┌──

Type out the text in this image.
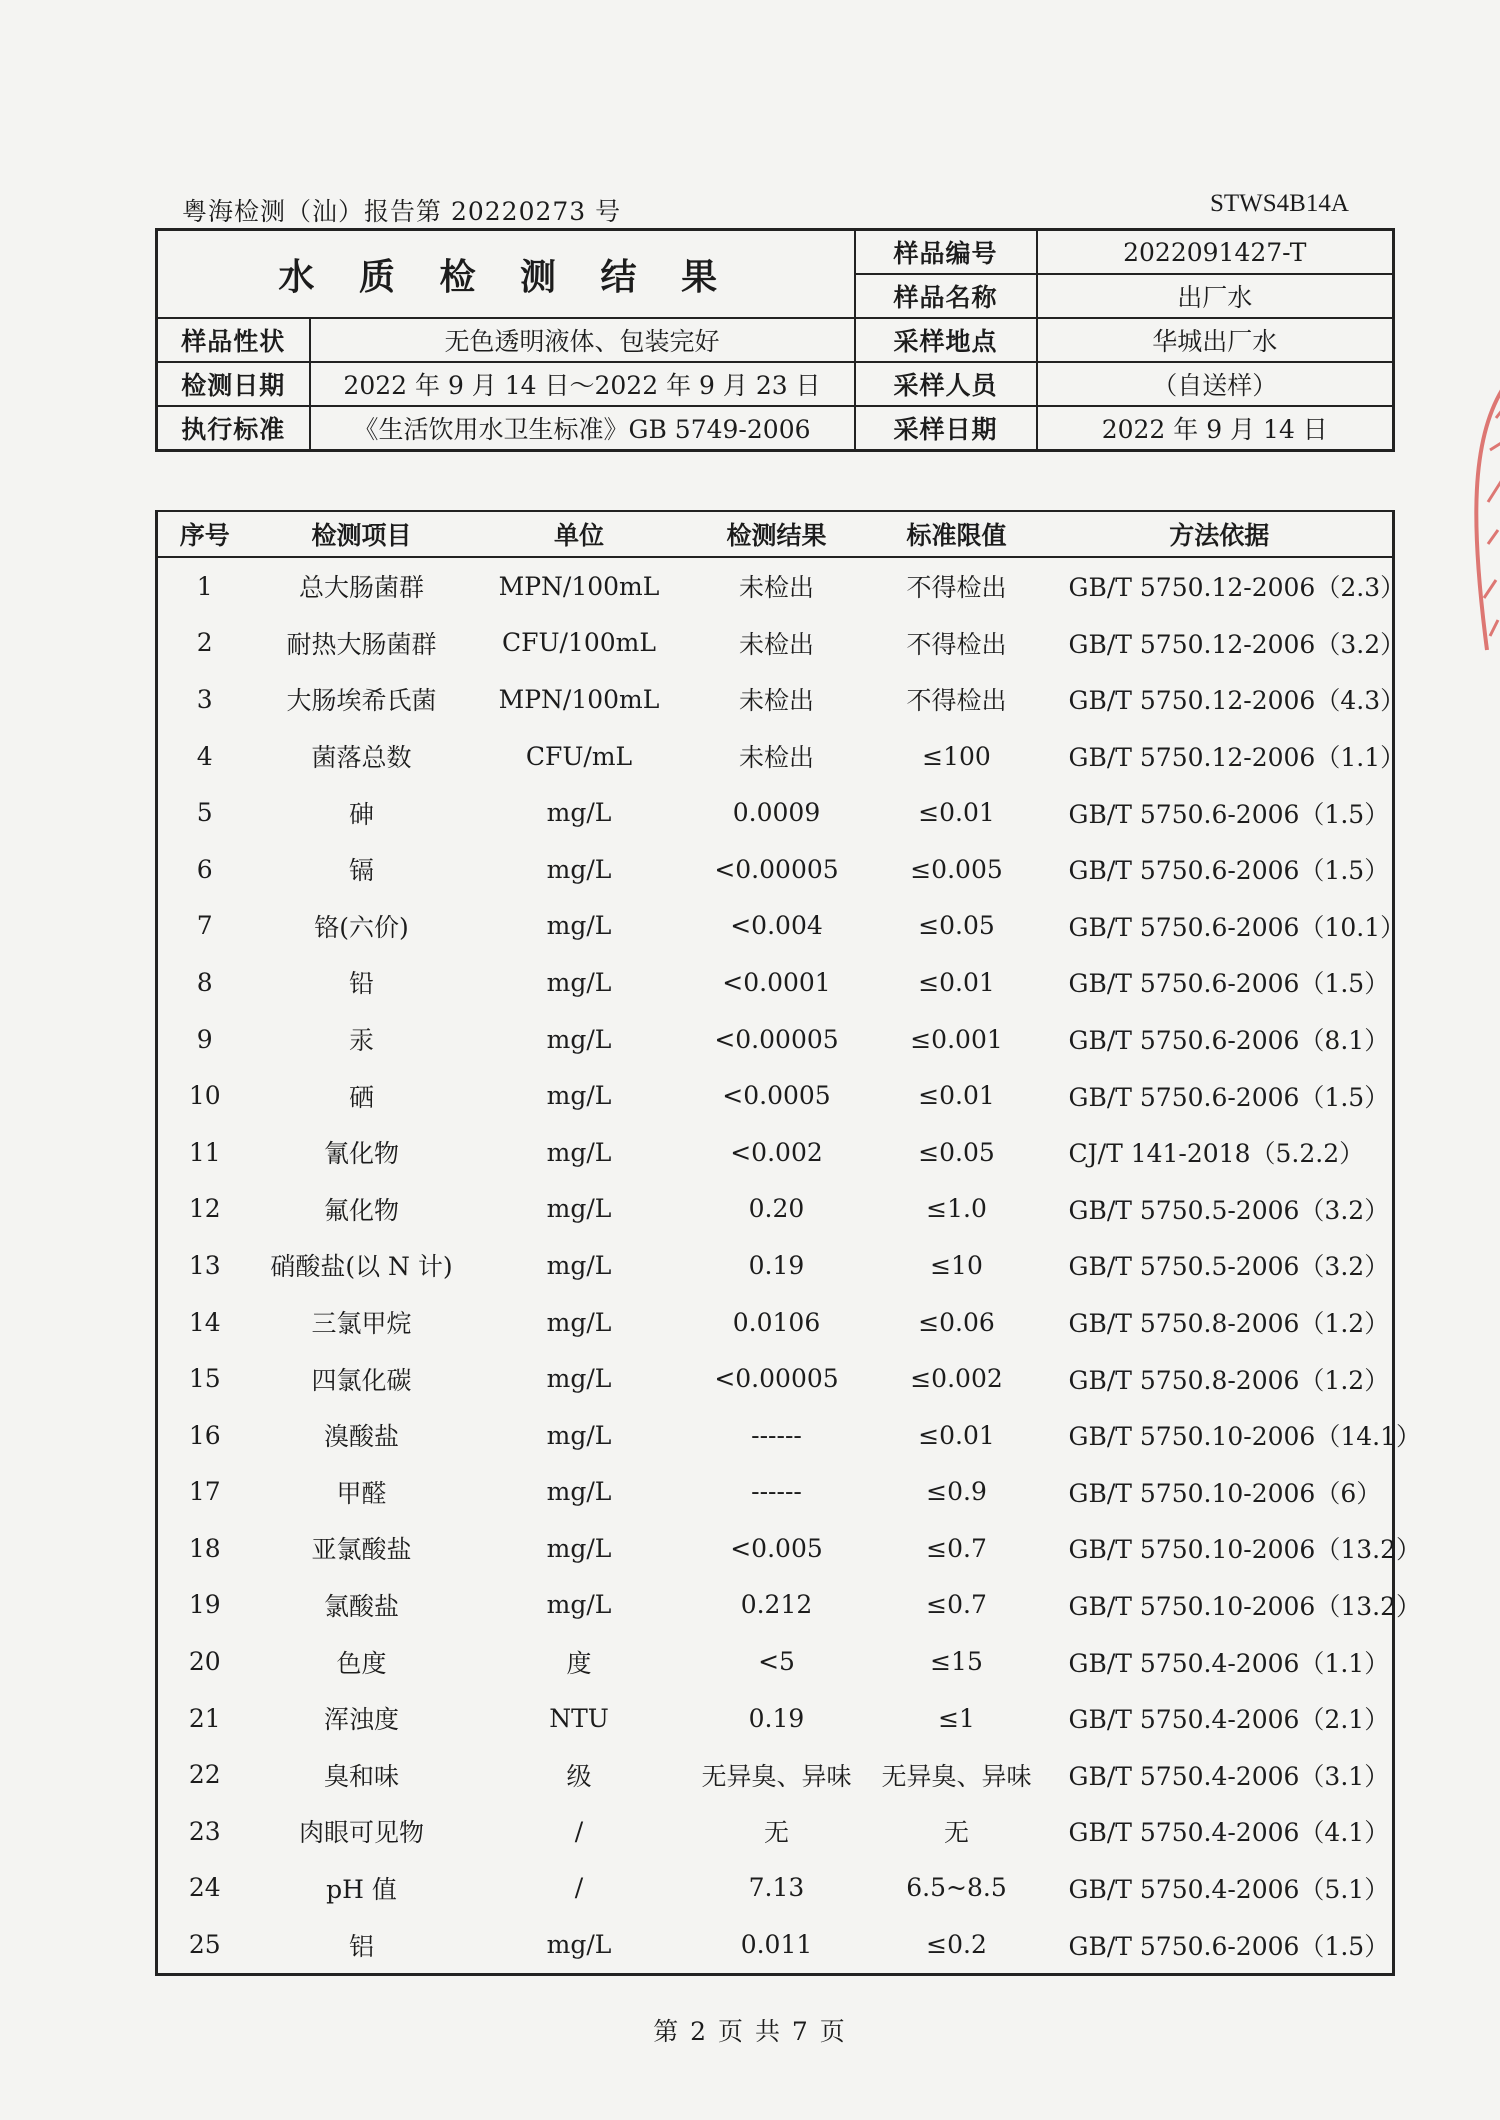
粤海检测（汕）报告第 20220273 号	STWS4B14A
水 质 检 测 结 果		样品编号	2022091427-T
		样品名称	出厂水
样品性状	无色透明液体、包装完好	采样地点	华城出厂水
检测日期	2022 年 9 月 14 日～2022 年 9 月 23 日	采样人员	（自送样）
执行标准	《生活饮用水卫生标准》GB 5749-2006	采样日期	2022 年 9 月 14 日
序号	检测项目	单位	检测结果	标准限值	方法依据
1	总大肠菌群	MPN/100mL	未检出	不得检出	GB/T 5750.12-2006（2.3）
2	耐热大肠菌群	CFU/100mL	未检出	不得检出	GB/T 5750.12-2006（3.2）
3	大肠埃希氏菌	MPN/100mL	未检出	不得检出	GB/T 5750.12-2006（4.3）
4	菌落总数	CFU/mL	未检出	≤100	GB/T 5750.12-2006（1.1）
5	砷	mg/L	0.0009	≤0.01	GB/T 5750.6-2006（1.5）
6	镉	mg/L	<0.00005	≤0.005	GB/T 5750.6-2006（1.5）
7	铬(六价)	mg/L	<0.004	≤0.05	GB/T 5750.6-2006（10.1）
8	铅	mg/L	<0.0001	≤0.01	GB/T 5750.6-2006（1.5）
9	汞	mg/L	<0.00005	≤0.001	GB/T 5750.6-2006（8.1）
10	硒	mg/L	<0.0005	≤0.01	GB/T 5750.6-2006（1.5）
11	氰化物	mg/L	<0.002	≤0.05	CJ/T 141-2018（5.2.2）
12	氟化物	mg/L	0.20	≤1.0	GB/T 5750.5-2006（3.2）
13	硝酸盐(以 N 计)	mg/L	0.19	≤10	GB/T 5750.5-2006（3.2）
14	三氯甲烷	mg/L	0.0106	≤0.06	GB/T 5750.8-2006（1.2）
15	四氯化碳	mg/L	<0.00005	≤0.002	GB/T 5750.8-2006（1.2）
16	溴酸盐	mg/L	------	≤0.01	GB/T 5750.10-2006（14.1）
17	甲醛	mg/L	------	≤0.9	GB/T 5750.10-2006（6）
18	亚氯酸盐	mg/L	<0.005	≤0.7	GB/T 5750.10-2006（13.2）
19	氯酸盐	mg/L	0.212	≤0.7	GB/T 5750.10-2006（13.2）
20	色度	度	<5	≤15	GB/T 5750.4-2006（1.1）
21	浑浊度	NTU	0.19	≤1	GB/T 5750.4-2006（2.1）
22	臭和味	级	无异臭、异味	无异臭、异味	GB/T 5750.4-2006（3.1）
23	肉眼可见物	/	无	无	GB/T 5750.4-2006（4.1）
24	pH 值	/	7.13	6.5~8.5	GB/T 5750.4-2006（5.1）
25	铝	mg/L	0.011	≤0.2	GB/T 5750.6-2006（1.5）
第 2 页 共 7 页
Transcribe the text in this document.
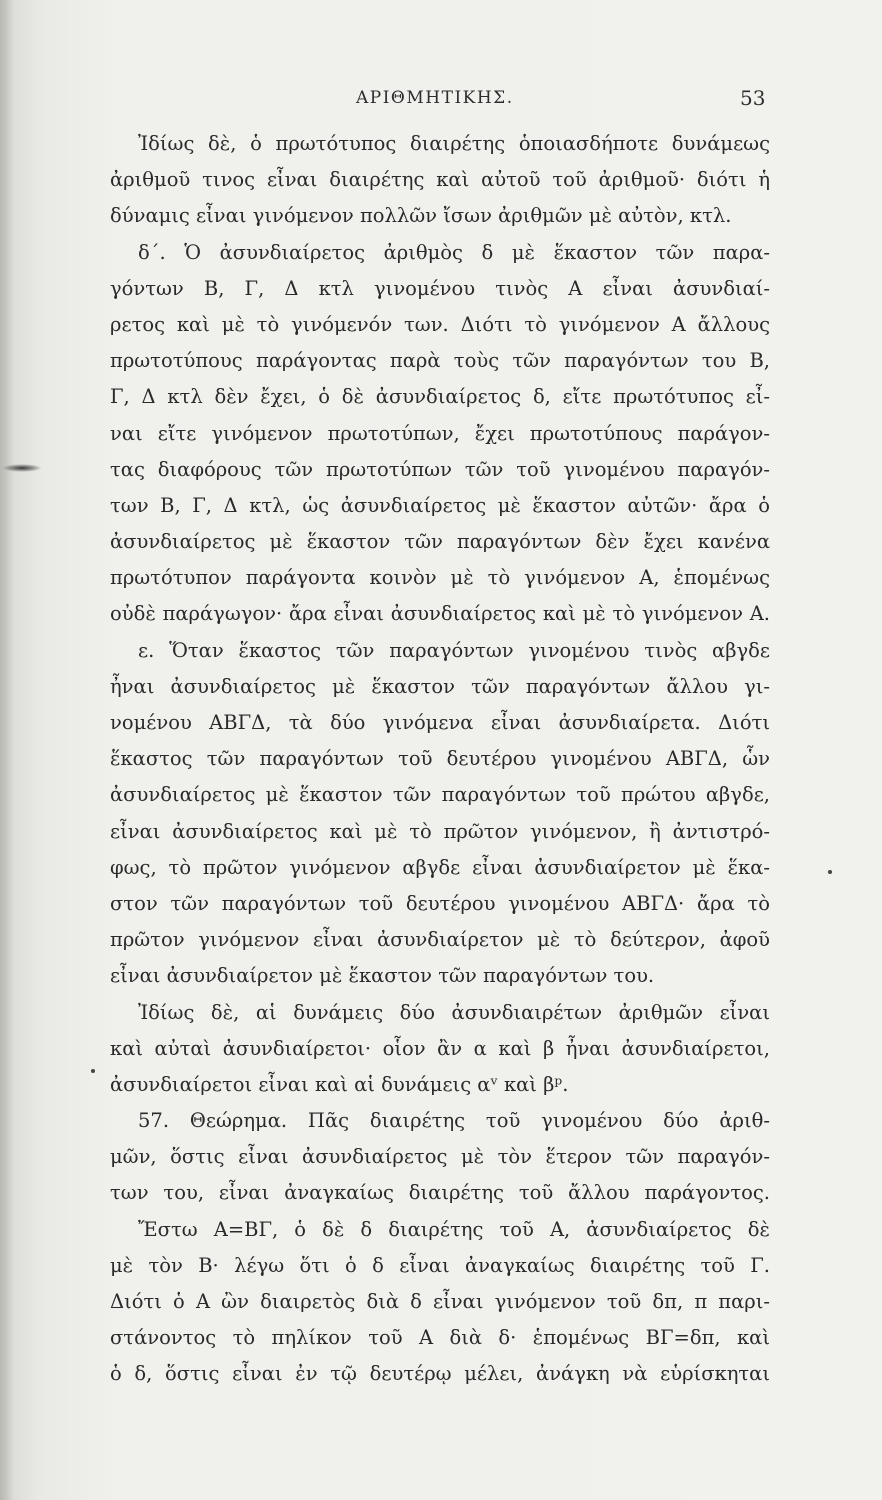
ΑΡΙΘΜΗΤΙΚΗΣ.	53
Ἰδίως δὲ, ὁ πρωτότυπος διαιρέτης ὁποιασδήποτε δυνάμεως
ἀριθμοῦ τινος εἶναι διαιρέτης καὶ αὐτοῦ τοῦ ἀριθμοῦ· διότι ἡ
δύναμις εἶναι γινόμενον πολλῶν ἴσων ἀριθμῶν μὲ αὐτὸν, κτλ.
δ΄. Ὁ ἀσυνδιαίρετος ἀριθμὸς δ μὲ ἕκαστον τῶν παρα-
γόντων Β, Γ, Δ κτλ γινομένου τινὸς Α εἶναι ἀσυνδιαί-
ρετος καὶ μὲ τὸ γινόμενόν των. Διότι τὸ γινόμενον Α ἄλλους
πρωτοτύπους παράγοντας παρὰ τοὺς τῶν παραγόντων του Β,
Γ, Δ κτλ δὲν ἔχει, ὁ δὲ ἀσυνδιαίρετος δ, εἴτε πρωτότυπος εἶ-
ναι εἴτε γινόμενον πρωτοτύπων, ἔχει πρωτοτύπους παράγον-
τας διαφόρους τῶν πρωτοτύπων τῶν τοῦ γινομένου παραγόν-
των Β, Γ, Δ κτλ, ὡς ἀσυνδιαίρετος μὲ ἕκαστον αὐτῶν· ἄρα ὁ
ἀσυνδιαίρετος μὲ ἕκαστον τῶν παραγόντων δὲν ἔχει κανένα
πρωτότυπον παράγοντα κοινὸν μὲ τὸ γινόμενον Α, ἑπομένως
οὐδὲ παράγωγον· ἄρα εἶναι ἀσυνδιαίρετος καὶ μὲ τὸ γινόμενον Α.
ε. Ὅταν ἕκαστος τῶν παραγόντων γινομένου τινὸς αβγδε
ἦναι ἀσυνδιαίρετος μὲ ἕκαστον τῶν παραγόντων ἄλλου γι-
νομένου ΑΒΓΔ, τὰ δύο γινόμενα εἶναι ἀσυνδιαίρετα. Διότι
ἕκαστος τῶν παραγόντων τοῦ δευτέρου γινομένου ΑΒΓΔ, ὧν
ἀσυνδιαίρετος μὲ ἕκαστον τῶν παραγόντων τοῦ πρώτου αβγδε,
εἶναι ἀσυνδιαίρετος καὶ μὲ τὸ πρῶτον γινόμενον, ἢ ἀντιστρό-
φως, τὸ πρῶτον γινόμενον αβγδε εἶναι ἀσυνδιαίρετον μὲ ἕκα-
στον τῶν παραγόντων τοῦ δευτέρου γινομένου ΑΒΓΔ· ἄρα τὸ
πρῶτον γινόμενον εἶναι ἀσυνδιαίρετον μὲ τὸ δεύτερον, ἀφοῦ
εἶναι ἀσυνδιαίρετον μὲ ἕκαστον τῶν παραγόντων του.
Ἰδίως δὲ, αἱ δυνάμεις δύο ἀσυνδιαιρέτων ἀριθμῶν εἶναι
καὶ αὐταὶ ἀσυνδιαίρετοι· οἷον ἂν α καὶ β ἦναι ἀσυνδιαίρετοι,
ἀσυνδιαίρετοι εἶναι καὶ αἱ δυνάμεις αᵛ καὶ βᵖ.
57. Θεώρημα. Πᾶς διαιρέτης τοῦ γινομένου δύο ἀριθ-
μῶν, ὅστις εἶναι ἀσυνδιαίρετος μὲ τὸν ἕτερον τῶν παραγόν-
των του, εἶναι ἀναγκαίως διαιρέτης τοῦ ἄλλου παράγοντος.
Ἔστω Α=ΒΓ, ὁ δὲ δ διαιρέτης τοῦ Α, ἀσυνδιαίρετος δὲ
μὲ τὸν Β· λέγω ὅτι ὁ δ εἶναι ἀναγκαίως διαιρέτης τοῦ Γ.
Διότι ὁ Α ὢν διαιρετὸς διὰ δ εἶναι γινόμενον τοῦ δπ, π παρι-
στάνοντος τὸ πηλίκον τοῦ Α διὰ δ· ἑπομένως ΒΓ=δπ, καὶ
ὁ δ, ὅστις εἶναι ἐν τῷ δευτέρῳ μέλει, ἀνάγκη νὰ εὑρίσκηται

└──

Look through the records and gather every line containing "ἦναι".

ἦναι ἀσυνδιαίρετος μὲ ἕκαστον τῶν παραγόντων ἄλλου γι-
καὶ αὐταὶ ἀσυνδιαίρετοι· οἷον ἂν α καὶ β ἦναι ἀσυνδιαίρετοι,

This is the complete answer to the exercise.